Below are some records; retype all of them exactly.

— BEGIN —

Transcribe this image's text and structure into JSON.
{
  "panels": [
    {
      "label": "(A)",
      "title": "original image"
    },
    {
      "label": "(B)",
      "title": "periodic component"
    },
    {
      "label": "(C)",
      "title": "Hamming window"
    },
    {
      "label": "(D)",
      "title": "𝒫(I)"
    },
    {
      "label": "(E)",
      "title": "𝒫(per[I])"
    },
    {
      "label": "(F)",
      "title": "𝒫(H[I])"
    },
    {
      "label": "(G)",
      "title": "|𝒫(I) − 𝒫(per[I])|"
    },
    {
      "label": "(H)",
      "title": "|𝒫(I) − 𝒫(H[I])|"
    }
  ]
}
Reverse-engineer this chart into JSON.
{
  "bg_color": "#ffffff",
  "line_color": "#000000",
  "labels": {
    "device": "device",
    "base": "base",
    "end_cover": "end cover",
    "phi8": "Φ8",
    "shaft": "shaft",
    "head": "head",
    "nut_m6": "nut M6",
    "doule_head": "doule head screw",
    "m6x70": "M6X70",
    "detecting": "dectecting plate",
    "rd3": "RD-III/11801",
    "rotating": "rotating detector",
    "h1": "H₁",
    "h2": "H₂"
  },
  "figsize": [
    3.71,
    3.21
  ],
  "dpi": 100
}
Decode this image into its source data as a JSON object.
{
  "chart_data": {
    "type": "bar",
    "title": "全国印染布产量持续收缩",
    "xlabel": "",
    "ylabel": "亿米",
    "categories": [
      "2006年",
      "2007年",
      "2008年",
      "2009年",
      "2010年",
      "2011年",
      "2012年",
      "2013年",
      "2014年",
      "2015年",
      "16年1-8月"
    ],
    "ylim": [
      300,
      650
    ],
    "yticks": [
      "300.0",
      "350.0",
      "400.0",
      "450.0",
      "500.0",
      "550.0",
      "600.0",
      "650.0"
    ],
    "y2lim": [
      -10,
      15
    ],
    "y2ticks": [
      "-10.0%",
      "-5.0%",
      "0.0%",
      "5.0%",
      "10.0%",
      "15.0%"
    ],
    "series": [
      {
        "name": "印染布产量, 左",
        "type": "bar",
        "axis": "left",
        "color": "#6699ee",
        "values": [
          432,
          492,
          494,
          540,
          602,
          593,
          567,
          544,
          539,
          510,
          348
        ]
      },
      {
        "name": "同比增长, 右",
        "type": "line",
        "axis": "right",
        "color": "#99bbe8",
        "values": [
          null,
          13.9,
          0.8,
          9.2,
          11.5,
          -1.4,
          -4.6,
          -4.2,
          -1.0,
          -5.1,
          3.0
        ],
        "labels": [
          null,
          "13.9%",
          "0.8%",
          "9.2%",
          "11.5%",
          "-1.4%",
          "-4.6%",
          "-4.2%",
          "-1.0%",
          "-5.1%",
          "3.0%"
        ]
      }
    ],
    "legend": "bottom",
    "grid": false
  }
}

— END —

Answer for this exercise:
Transcribe this image's text and structure into JSON.
{
  "panels": [
    {
      "label": "(A)",
      "title": "original image"
    },
    {
      "label": "(B)",
      "title": "periodic component"
    },
    {
      "label": "(C)",
      "title": "Hamming window"
    },
    {
      "label": "(D)",
      "title": "𝒫(I)"
    },
    {
      "label": "(E)",
      "title": "𝒫(per[I])"
    },
    {
      "label": "(F)",
      "title": "𝒫(H[I])"
    },
    {
      "label": "(G)",
      "title": "|𝒫(I) − 𝒫(per[I])|"
    },
    {
      "label": "(H)",
      "title": "|𝒫(I) − 𝒫(H[I])|"
    }
  ]
}
Reverse-engineer this chart into JSON.
{
  "bg_color": "#ffffff",
  "line_color": "#000000",
  "labels": {
    "device": "device",
    "base": "base",
    "end_cover": "end cover",
    "phi8": "Φ8",
    "shaft": "shaft",
    "head": "head",
    "nut_m6": "nut M6",
    "doule_head": "doule head screw",
    "m6x70": "M6X70",
    "detecting": "dectecting plate",
    "rd3": "RD-III/11801",
    "rotating": "rotating detector",
    "h1": "H₁",
    "h2": "H₂"
  },
  "figsize": [
    3.71,
    3.21
  ],
  "dpi": 100
}
Decode this image into its source data as a JSON object.
{
  "chart_data": {
    "type": "bar",
    "title": "全国印染布产量持续收缩",
    "xlabel": "",
    "ylabel": "亿米",
    "categories": [
      "2006年",
      "2007年",
      "2008年",
      "2009年",
      "2010年",
      "2011年",
      "2012年",
      "2013年",
      "2014年",
      "2015年",
      "16年1-8月"
    ],
    "ylim": [
      300,
      650
    ],
    "yticks": [
      "300.0",
      "350.0",
      "400.0",
      "450.0",
      "500.0",
      "550.0",
      "600.0",
      "650.0"
    ],
    "y2lim": [
      -10,
      15
    ],
    "y2ticks": [
      "-10.0%",
      "-5.0%",
      "0.0%",
      "5.0%",
      "10.0%",
      "15.0%"
    ],
    "series": [
      {
        "name": "印染布产量, 左",
        "type": "bar",
        "axis": "left",
        "color": "#6699ee",
        "values": [
          432,
          492,
          494,
          540,
          602,
          593,
          567,
          544,
          539,
          510,
          348
        ]
      },
      {
        "name": "同比增长, 右",
        "type": "line",
        "axis": "right",
        "color": "#99bbe8",
        "values": [
          null,
          13.9,
          0.8,
          9.2,
          11.5,
          -1.4,
          -4.6,
          -4.2,
          -1.0,
          -5.1,
          3.0
        ],
        "labels": [
          null,
          "13.9%",
          "0.8%",
          "9.2%",
          "11.5%",
          "-1.4%",
          "-4.6%",
          "-4.2%",
          "-1.0%",
          "-5.1%",
          "3.0%"
        ]
      }
    ],
    "legend": "bottom",
    "grid": false
  }
}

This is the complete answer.